Records excerpted from a collection
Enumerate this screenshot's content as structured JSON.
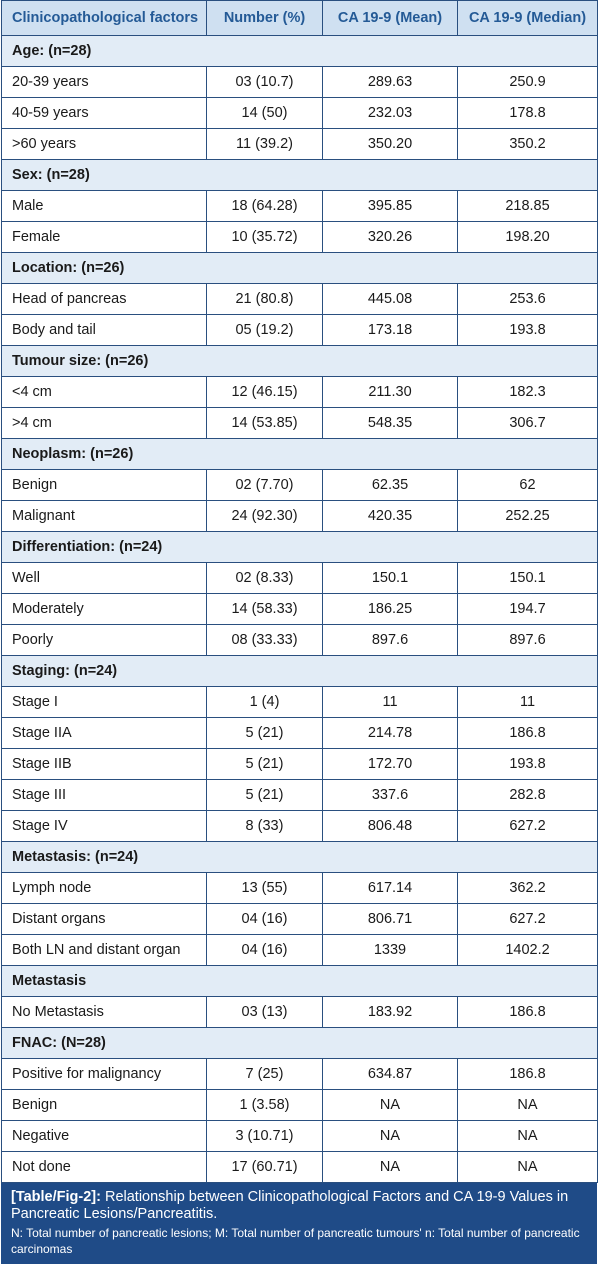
{
  "headers": [
    "Clinicopathological factors",
    "Number (%)",
    "CA 19-9 (Mean)",
    "CA 19-9 (Median)"
  ],
  "sections": [
    {
      "title": "Age: (n=28)",
      "rows": [
        [
          "20-39 years",
          "03 (10.7)",
          "289.63",
          "250.9"
        ],
        [
          "40-59 years",
          "14 (50)",
          "232.03",
          "178.8"
        ],
        [
          ">60 years",
          "11 (39.2)",
          "350.20",
          "350.2"
        ]
      ]
    },
    {
      "title": "Sex: (n=28)",
      "rows": [
        [
          "Male",
          "18 (64.28)",
          "395.85",
          "218.85"
        ],
        [
          "Female",
          "10 (35.72)",
          "320.26",
          "198.20"
        ]
      ]
    },
    {
      "title": "Location: (n=26)",
      "rows": [
        [
          "Head of pancreas",
          "21 (80.8)",
          "445.08",
          "253.6"
        ],
        [
          "Body and tail",
          "05 (19.2)",
          "173.18",
          "193.8"
        ]
      ]
    },
    {
      "title": "Tumour size: (n=26)",
      "rows": [
        [
          "<4 cm",
          "12 (46.15)",
          "211.30",
          "182.3"
        ],
        [
          ">4 cm",
          "14 (53.85)",
          "548.35",
          "306.7"
        ]
      ]
    },
    {
      "title": "Neoplasm: (n=26)",
      "rows": [
        [
          "Benign",
          "02 (7.70)",
          "62.35",
          "62"
        ],
        [
          "Malignant",
          "24 (92.30)",
          "420.35",
          "252.25"
        ]
      ]
    },
    {
      "title": "Differentiation: (n=24)",
      "rows": [
        [
          "Well",
          "02 (8.33)",
          "150.1",
          "150.1"
        ],
        [
          "Moderately",
          "14 (58.33)",
          "186.25",
          "194.7"
        ],
        [
          "Poorly",
          "08 (33.33)",
          "897.6",
          "897.6"
        ]
      ]
    },
    {
      "title": "Staging: (n=24)",
      "rows": [
        [
          "Stage I",
          "1 (4)",
          "11",
          "11"
        ],
        [
          "Stage IIA",
          "5 (21)",
          "214.78",
          "186.8"
        ],
        [
          "Stage IIB",
          "5 (21)",
          "172.70",
          "193.8"
        ],
        [
          "Stage III",
          "5 (21)",
          "337.6",
          "282.8"
        ],
        [
          "Stage IV",
          "8 (33)",
          "806.48",
          "627.2"
        ]
      ]
    },
    {
      "title": "Metastasis: (n=24)",
      "rows": [
        [
          "Lymph node",
          "13 (55)",
          "617.14",
          "362.2"
        ],
        [
          "Distant organs",
          "04 (16)",
          "806.71",
          "627.2"
        ],
        [
          "Both LN and distant organ",
          "04 (16)",
          "1339",
          "1402.2"
        ]
      ]
    },
    {
      "title": "Metastasis",
      "rows": [
        [
          "No Metastasis",
          "03 (13)",
          "183.92",
          "186.8"
        ]
      ]
    },
    {
      "title": "FNAC: (N=28)",
      "rows": [
        [
          "Positive for malignancy",
          "7 (25)",
          "634.87",
          "186.8"
        ],
        [
          "Benign",
          "1 (3.58)",
          "NA",
          "NA"
        ],
        [
          "Negative",
          "3 (10.71)",
          "NA",
          "NA"
        ],
        [
          "Not done",
          "17 (60.71)",
          "NA",
          "NA"
        ]
      ]
    }
  ],
  "caption": {
    "label": "[Table/Fig-2]:",
    "text": " Relationship between Clinicopathological Factors and CA 19-9 Values in Pancreatic Lesions/Pancreatitis.",
    "notes": "N: Total number of pancreatic lesions; M: Total number of pancreatic tumours' n: Total number of pancreatic carcinomas"
  },
  "colors": {
    "header_bg": "#cfe0f1",
    "header_text": "#245a96",
    "section_bg": "#e2ecf6",
    "border": "#2a4f7f",
    "caption_bg": "#1f4b87"
  }
}
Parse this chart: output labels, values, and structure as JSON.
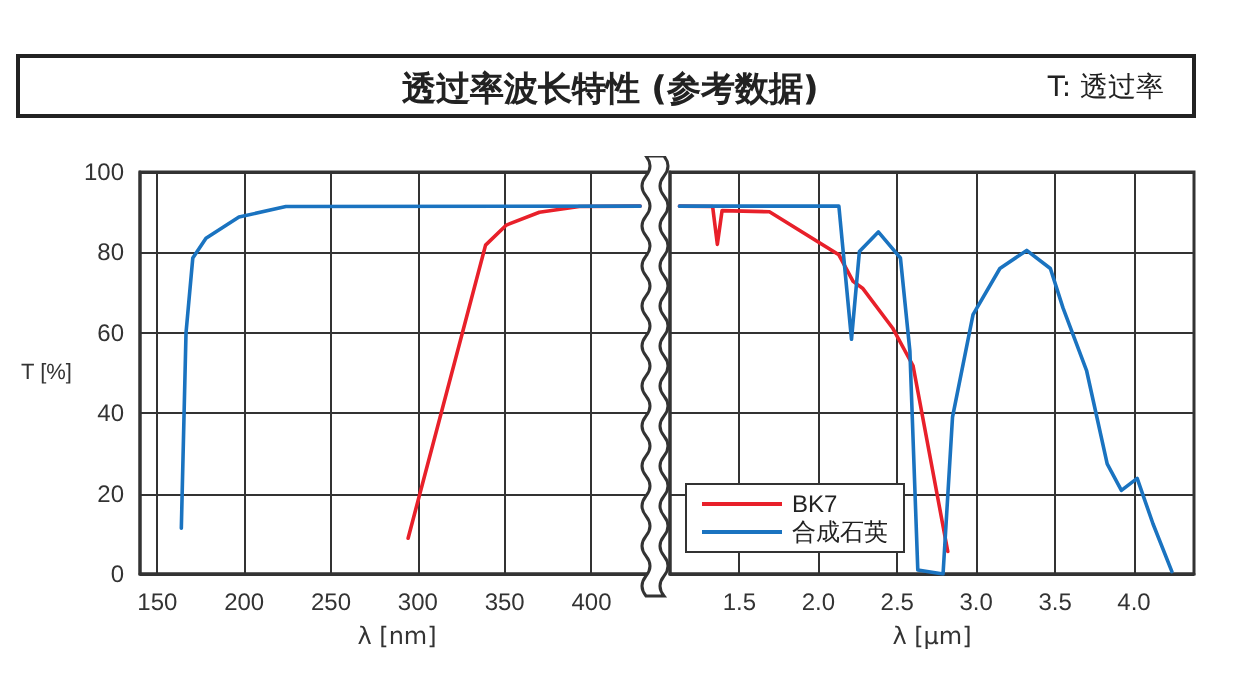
{
  "chart_data": [
    {
      "type": "line",
      "title": "透过率波长特性 (参考数据)",
      "annotations": [
        "T: 透过率"
      ],
      "xlabel": "λ [nm]",
      "ylabel": "T [%]",
      "xlim": [
        140,
        436
      ],
      "xticks": [
        150,
        200,
        250,
        300,
        350,
        400
      ],
      "ylim": [
        0,
        100
      ],
      "yticks": [
        0,
        20,
        40,
        60,
        80,
        100
      ],
      "grid": true,
      "legend": false,
      "marker": "none",
      "line_style": "solid",
      "series": [
        {
          "color": "#e8202a",
          "x": [
            294.4,
            339,
            351,
            370,
            393,
            428
          ],
          "values": [
            8.9,
            81.8,
            86.8,
            90,
            91.4,
            91.5
          ]
        },
        {
          "color": "#1a73c0",
          "x": [
            163.8,
            166.5,
            170.4,
            178,
            197,
            224,
            428
          ],
          "values": [
            11.4,
            60,
            78.6,
            83.5,
            88.8,
            91.4,
            91.5
          ]
        }
      ]
    },
    {
      "type": "line",
      "xlabel": "λ [μm]",
      "xlim": [
        1.06,
        4.38
      ],
      "xticks": [
        1.5,
        {
          "value": 2,
          "label": "2.0"
        },
        2.5,
        {
          "value": 3,
          "label": "3.0"
        },
        3.5,
        {
          "value": 4,
          "label": "4.0"
        }
      ],
      "ylim": [
        0,
        100
      ],
      "yticks": [
        0,
        20,
        40,
        60,
        80,
        100
      ],
      "tick_labels": "x",
      "grid": true,
      "legend": "bottom left",
      "marker": "none",
      "line_style": "solid",
      "series": [
        {
          "name": "BK7",
          "color": "#e8202a",
          "x": [
            1.12,
            1.33,
            1.36,
            1.39,
            1.69,
            2.13,
            2.22,
            2.28,
            2.47,
            2.6,
            2.82
          ],
          "values": [
            91.5,
            91.4,
            82,
            90.4,
            90.1,
            79.4,
            72.8,
            71.1,
            61.2,
            51.8,
            5.6
          ]
        },
        {
          "name": "合成石英",
          "color": "#1a73c0",
          "x": [
            1.12,
            2.13,
            2.21,
            2.26,
            2.38,
            2.52,
            2.58,
            2.63,
            2.79,
            2.85,
            2.98,
            3.15,
            3.32,
            3.47,
            3.55,
            3.7,
            3.83,
            3.92,
            4.02,
            4.12,
            4.24
          ],
          "values": [
            91.5,
            91.5,
            58.4,
            80.2,
            85.1,
            78.6,
            55.4,
            1,
            0,
            39,
            64.5,
            76,
            80.5,
            76,
            66.2,
            50.5,
            27.4,
            20.8,
            23.8,
            12.5,
            0.6
          ]
        }
      ]
    }
  ]
}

**WHAT NEEDS TO BE DONE:**
Set the entries down again exactly. Do not include the images.

**COMPLETE ANSWER:**
Enumerate this screenshot's content as structured JSON.
{
  "headers": [
    "Clinicopathological factors",
    "Number (%)",
    "CA 19-9 (Mean)",
    "CA 19-9 (Median)"
  ],
  "sections": [
    {
      "title": "Age: (n=28)",
      "rows": [
        [
          "20-39 years",
          "03 (10.7)",
          "289.63",
          "250.9"
        ],
        [
          "40-59 years",
          "14 (50)",
          "232.03",
          "178.8"
        ],
        [
          ">60 years",
          "11 (39.2)",
          "350.20",
          "350.2"
        ]
      ]
    },
    {
      "title": "Sex: (n=28)",
      "rows": [
        [
          "Male",
          "18 (64.28)",
          "395.85",
          "218.85"
        ],
        [
          "Female",
          "10 (35.72)",
          "320.26",
          "198.20"
        ]
      ]
    },
    {
      "title": "Location: (n=26)",
      "rows": [
        [
          "Head of pancreas",
          "21 (80.8)",
          "445.08",
          "253.6"
        ],
        [
          "Body and tail",
          "05 (19.2)",
          "173.18",
          "193.8"
        ]
      ]
    },
    {
      "title": "Tumour size: (n=26)",
      "rows": [
        [
          "<4 cm",
          "12 (46.15)",
          "211.30",
          "182.3"
        ],
        [
          ">4 cm",
          "14 (53.85)",
          "548.35",
          "306.7"
        ]
      ]
    },
    {
      "title": "Neoplasm: (n=26)",
      "rows": [
        [
          "Benign",
          "02 (7.70)",
          "62.35",
          "62"
        ],
        [
          "Malignant",
          "24 (92.30)",
          "420.35",
          "252.25"
        ]
      ]
    },
    {
      "title": "Differentiation: (n=24)",
      "rows": [
        [
          "Well",
          "02 (8.33)",
          "150.1",
          "150.1"
        ],
        [
          "Moderately",
          "14 (58.33)",
          "186.25",
          "194.7"
        ],
        [
          "Poorly",
          "08 (33.33)",
          "897.6",
          "897.6"
        ]
      ]
    },
    {
      "title": "Staging: (n=24)",
      "rows": [
        [
          "Stage I",
          "1 (4)",
          "11",
          "11"
        ],
        [
          "Stage IIA",
          "5 (21)",
          "214.78",
          "186.8"
        ],
        [
          "Stage IIB",
          "5 (21)",
          "172.70",
          "193.8"
        ],
        [
          "Stage III",
          "5 (21)",
          "337.6",
          "282.8"
        ],
        [
          "Stage IV",
          "8 (33)",
          "806.48",
          "627.2"
        ]
      ]
    },
    {
      "title": "Metastasis: (n=24)",
      "rows": [
        [
          "Lymph node",
          "13 (55)",
          "617.14",
          "362.2"
        ],
        [
          "Distant organs",
          "04 (16)",
          "806.71",
          "627.2"
        ],
        [
          "Both LN and distant organ",
          "04 (16)",
          "1339",
          "1402.2"
        ]
      ]
    },
    {
      "title": "Metastasis",
      "rows": [
        [
          "No Metastasis",
          "03 (13)",
          "183.92",
          "186.8"
        ]
      ]
    },
    {
      "title": "FNAC: (N=28)",
      "rows": [
        [
          "Positive for malignancy",
          "7 (25)",
          "634.87",
          "186.8"
        ],
        [
          "Benign",
          "1 (3.58)",
          "NA",
          "NA"
        ],
        [
          "Negative",
          "3 (10.71)",
          "NA",
          "NA"
        ],
        [
          "Not done",
          "17 (60.71)",
          "NA",
          "NA"
        ]
      ]
    }
  ],
  "caption": {
    "label": "[Table/Fig-2]:",
    "text": " Relationship between Clinicopathological Factors and CA 19-9 Values in Pancreatic Lesions/Pancreatitis.",
    "notes": "N: Total number of pancreatic lesions; M: Total number of pancreatic tumours' n: Total number of pancreatic carcinomas"
  },
  "colors": {
    "header_bg": "#cfe0f1",
    "header_text": "#245a96",
    "section_bg": "#e2ecf6",
    "border": "#2a4f7f",
    "caption_bg": "#1f4b87"
  }
}
Parse this chart: output labels, values, and structure as JSON.
{
  "chart_data": [
    {
      "type": "line",
      "title": "透过率波长特性 (参考数据)",
      "annotations": [
        "T: 透过率"
      ],
      "xlabel": "λ [nm]",
      "ylabel": "T [%]",
      "xlim": [
        140,
        436
      ],
      "xticks": [
        150,
        200,
        250,
        300,
        350,
        400
      ],
      "ylim": [
        0,
        100
      ],
      "yticks": [
        0,
        20,
        40,
        60,
        80,
        100
      ],
      "grid": true,
      "legend": false,
      "marker": "none",
      "line_style": "solid",
      "series": [
        {
          "color": "#e8202a",
          "x": [
            294.4,
            339,
            351,
            370,
            393,
            428
          ],
          "values": [
            8.9,
            81.8,
            86.8,
            90,
            91.4,
            91.5
          ]
        },
        {
          "color": "#1a73c0",
          "x": [
            163.8,
            166.5,
            170.4,
            178,
            197,
            224,
            428
          ],
          "values": [
            11.4,
            60,
            78.6,
            83.5,
            88.8,
            91.4,
            91.5
          ]
        }
      ]
    },
    {
      "type": "line",
      "xlabel": "λ [μm]",
      "xlim": [
        1.06,
        4.38
      ],
      "xticks": [
        1.5,
        {
          "value": 2,
          "label": "2.0"
        },
        2.5,
        {
          "value": 3,
          "label": "3.0"
        },
        3.5,
        {
          "value": 4,
          "label": "4.0"
        }
      ],
      "ylim": [
        0,
        100
      ],
      "yticks": [
        0,
        20,
        40,
        60,
        80,
        100
      ],
      "tick_labels": "x",
      "grid": true,
      "legend": "bottom left",
      "marker": "none",
      "line_style": "solid",
      "series": [
        {
          "name": "BK7",
          "color": "#e8202a",
          "x": [
            1.12,
            1.33,
            1.36,
            1.39,
            1.69,
            2.13,
            2.22,
            2.28,
            2.47,
            2.6,
            2.82
          ],
          "values": [
            91.5,
            91.4,
            82,
            90.4,
            90.1,
            79.4,
            72.8,
            71.1,
            61.2,
            51.8,
            5.6
          ]
        },
        {
          "name": "合成石英",
          "color": "#1a73c0",
          "x": [
            1.12,
            2.13,
            2.21,
            2.26,
            2.38,
            2.52,
            2.58,
            2.63,
            2.79,
            2.85,
            2.98,
            3.15,
            3.32,
            3.47,
            3.55,
            3.7,
            3.83,
            3.92,
            4.02,
            4.12,
            4.24
          ],
          "values": [
            91.5,
            91.5,
            58.4,
            80.2,
            85.1,
            78.6,
            55.4,
            1,
            0,
            39,
            64.5,
            76,
            80.5,
            76,
            66.2,
            50.5,
            27.4,
            20.8,
            23.8,
            12.5,
            0.6
          ]
        }
      ]
    }
  ]
}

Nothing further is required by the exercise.